> Problem to solve
Copy out each line of the data that holds the word "客户确认下单".

> Listing

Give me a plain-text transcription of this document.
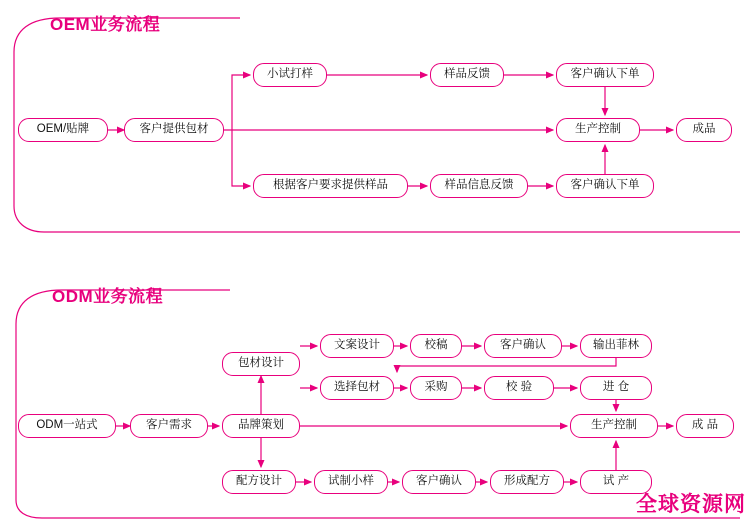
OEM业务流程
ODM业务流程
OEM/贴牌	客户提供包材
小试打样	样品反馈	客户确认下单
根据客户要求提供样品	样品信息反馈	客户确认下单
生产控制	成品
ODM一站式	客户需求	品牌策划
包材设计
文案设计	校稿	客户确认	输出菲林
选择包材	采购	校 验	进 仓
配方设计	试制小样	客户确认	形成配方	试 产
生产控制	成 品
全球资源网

> Result of the task
小试打样	样品反馈	客户确认下单
根据客户要求提供样品	样品信息反馈	客户确认下单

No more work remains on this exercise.